▸ STORED RECORDS:
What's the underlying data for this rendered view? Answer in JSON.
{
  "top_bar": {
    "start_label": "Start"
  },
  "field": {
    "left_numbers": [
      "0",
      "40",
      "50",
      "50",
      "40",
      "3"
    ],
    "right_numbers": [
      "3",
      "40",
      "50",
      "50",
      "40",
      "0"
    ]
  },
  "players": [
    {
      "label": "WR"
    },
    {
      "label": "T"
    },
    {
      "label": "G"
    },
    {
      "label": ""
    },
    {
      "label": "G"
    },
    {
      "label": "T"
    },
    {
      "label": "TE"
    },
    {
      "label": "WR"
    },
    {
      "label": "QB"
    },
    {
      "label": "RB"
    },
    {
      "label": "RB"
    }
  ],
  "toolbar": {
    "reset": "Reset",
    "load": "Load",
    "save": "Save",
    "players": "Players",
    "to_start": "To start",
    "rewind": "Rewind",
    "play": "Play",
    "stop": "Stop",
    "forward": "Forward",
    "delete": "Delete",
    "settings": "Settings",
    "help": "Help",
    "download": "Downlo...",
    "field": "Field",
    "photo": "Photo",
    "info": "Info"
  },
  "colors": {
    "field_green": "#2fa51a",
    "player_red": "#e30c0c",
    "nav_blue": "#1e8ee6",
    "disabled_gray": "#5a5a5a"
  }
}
* * *
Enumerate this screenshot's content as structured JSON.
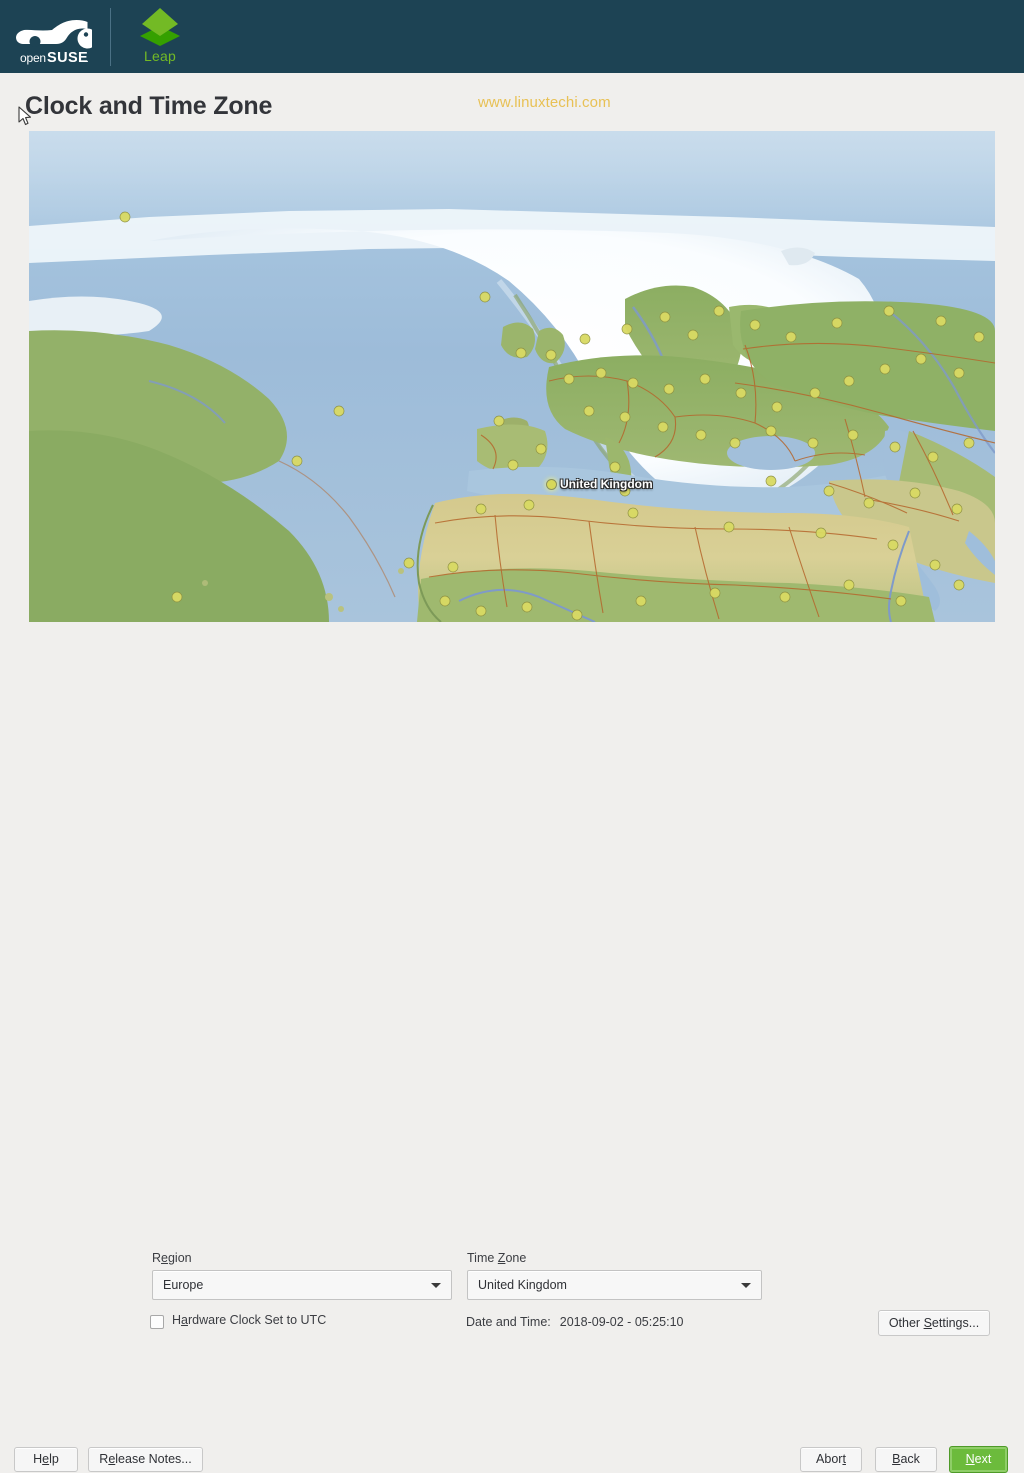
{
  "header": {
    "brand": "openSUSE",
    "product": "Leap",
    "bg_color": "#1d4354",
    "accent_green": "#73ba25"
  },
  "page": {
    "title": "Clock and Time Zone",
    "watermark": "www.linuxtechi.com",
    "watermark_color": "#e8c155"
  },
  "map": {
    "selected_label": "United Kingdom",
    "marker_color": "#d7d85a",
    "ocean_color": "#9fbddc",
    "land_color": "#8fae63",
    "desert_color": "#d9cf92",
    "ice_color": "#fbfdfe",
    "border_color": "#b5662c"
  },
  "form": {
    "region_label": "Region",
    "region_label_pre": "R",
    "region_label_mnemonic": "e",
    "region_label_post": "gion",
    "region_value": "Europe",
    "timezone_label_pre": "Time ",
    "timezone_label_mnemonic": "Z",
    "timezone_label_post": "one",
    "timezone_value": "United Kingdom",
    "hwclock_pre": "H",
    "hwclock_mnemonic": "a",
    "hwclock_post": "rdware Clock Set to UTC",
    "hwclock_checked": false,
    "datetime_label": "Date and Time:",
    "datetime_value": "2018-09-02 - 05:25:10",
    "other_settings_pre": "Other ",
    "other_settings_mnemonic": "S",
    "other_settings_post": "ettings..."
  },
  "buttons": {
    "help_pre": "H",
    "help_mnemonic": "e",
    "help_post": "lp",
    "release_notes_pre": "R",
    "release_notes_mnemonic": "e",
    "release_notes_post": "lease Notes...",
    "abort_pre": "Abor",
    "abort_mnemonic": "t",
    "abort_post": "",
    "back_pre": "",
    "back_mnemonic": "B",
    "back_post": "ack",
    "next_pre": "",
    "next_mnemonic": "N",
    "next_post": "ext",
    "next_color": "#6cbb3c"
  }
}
==
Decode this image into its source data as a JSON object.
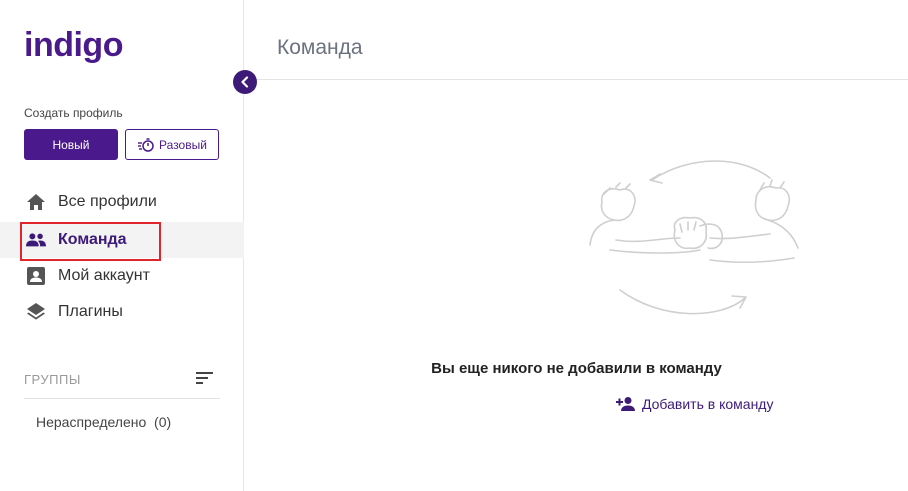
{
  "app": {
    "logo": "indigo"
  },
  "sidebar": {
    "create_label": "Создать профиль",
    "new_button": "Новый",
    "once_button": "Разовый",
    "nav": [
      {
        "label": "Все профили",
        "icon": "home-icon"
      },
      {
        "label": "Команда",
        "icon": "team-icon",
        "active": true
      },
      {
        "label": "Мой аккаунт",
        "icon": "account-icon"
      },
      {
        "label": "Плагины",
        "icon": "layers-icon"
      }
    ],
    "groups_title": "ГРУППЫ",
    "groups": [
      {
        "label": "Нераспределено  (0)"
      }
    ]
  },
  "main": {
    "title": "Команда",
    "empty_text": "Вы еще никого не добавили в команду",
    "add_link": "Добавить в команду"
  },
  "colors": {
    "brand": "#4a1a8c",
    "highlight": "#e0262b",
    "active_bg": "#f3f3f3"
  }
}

▸ TASK OBJECTIVE: From the entries above, copy every line containing the word "JSON".

▸ PROBLEM SOLUTION:
What's the underlying data for this rendered view? Answer in JSON.
Enumerate this screenshot's content as structured JSON.
Decode this image into its source data as a JSON object.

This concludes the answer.